### SUPPLIED ENTRIES
§ §

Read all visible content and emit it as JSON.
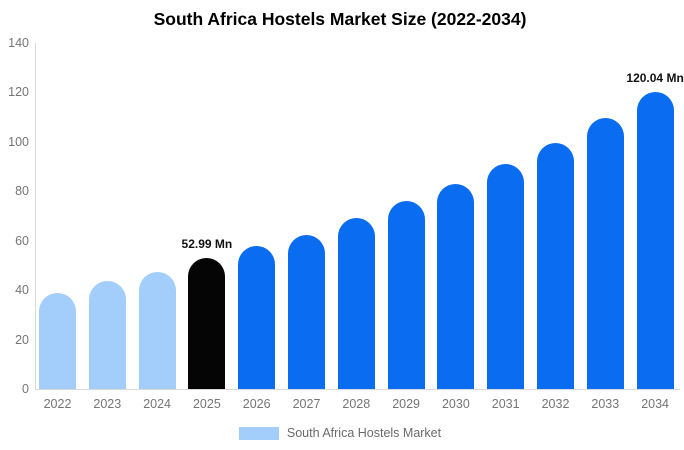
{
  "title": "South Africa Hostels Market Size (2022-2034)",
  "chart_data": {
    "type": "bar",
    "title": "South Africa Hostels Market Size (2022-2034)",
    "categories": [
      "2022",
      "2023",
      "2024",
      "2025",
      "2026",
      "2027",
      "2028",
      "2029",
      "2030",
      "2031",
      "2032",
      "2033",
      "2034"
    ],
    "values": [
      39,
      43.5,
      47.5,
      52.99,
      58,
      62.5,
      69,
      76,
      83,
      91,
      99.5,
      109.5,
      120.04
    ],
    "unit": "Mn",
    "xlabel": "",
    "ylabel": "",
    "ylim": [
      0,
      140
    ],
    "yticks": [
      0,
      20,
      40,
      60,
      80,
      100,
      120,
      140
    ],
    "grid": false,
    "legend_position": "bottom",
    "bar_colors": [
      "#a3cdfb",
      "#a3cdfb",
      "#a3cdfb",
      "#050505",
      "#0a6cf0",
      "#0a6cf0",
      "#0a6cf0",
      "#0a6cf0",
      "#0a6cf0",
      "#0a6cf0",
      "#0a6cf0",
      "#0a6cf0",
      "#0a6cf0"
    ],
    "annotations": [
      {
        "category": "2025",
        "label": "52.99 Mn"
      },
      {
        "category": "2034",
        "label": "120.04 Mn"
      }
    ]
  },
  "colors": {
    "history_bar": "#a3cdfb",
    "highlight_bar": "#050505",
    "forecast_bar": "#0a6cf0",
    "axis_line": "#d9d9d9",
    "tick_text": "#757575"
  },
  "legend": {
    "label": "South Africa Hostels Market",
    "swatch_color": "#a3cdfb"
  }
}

§ §

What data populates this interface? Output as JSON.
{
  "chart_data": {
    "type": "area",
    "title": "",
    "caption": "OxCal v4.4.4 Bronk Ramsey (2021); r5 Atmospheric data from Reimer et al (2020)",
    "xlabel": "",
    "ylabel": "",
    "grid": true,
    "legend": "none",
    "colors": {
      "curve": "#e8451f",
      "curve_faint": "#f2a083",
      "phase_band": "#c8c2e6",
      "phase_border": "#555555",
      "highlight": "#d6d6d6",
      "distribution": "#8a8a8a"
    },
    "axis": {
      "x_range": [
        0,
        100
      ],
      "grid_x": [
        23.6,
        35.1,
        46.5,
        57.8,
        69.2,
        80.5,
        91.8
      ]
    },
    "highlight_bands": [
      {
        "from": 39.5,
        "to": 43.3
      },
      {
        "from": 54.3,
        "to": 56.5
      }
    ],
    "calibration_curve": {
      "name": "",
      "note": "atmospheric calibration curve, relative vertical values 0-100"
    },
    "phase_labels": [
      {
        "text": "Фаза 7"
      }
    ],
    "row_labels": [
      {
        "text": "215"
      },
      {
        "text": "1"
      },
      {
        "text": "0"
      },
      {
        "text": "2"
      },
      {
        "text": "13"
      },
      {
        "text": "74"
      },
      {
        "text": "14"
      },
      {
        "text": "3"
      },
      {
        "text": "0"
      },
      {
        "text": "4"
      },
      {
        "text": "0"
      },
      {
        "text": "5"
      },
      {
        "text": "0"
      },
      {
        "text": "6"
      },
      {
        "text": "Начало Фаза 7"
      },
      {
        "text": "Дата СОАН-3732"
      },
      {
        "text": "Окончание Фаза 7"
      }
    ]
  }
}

§ §

### REQUIRED WORK
Using the listing, collect all lines in which the string "Фаза" is found.

### ANSWER IN FULL
        "text": "Фаза 7"
        "text": "Начало Фаза 7"
        "text": "Окончание Фаза 7"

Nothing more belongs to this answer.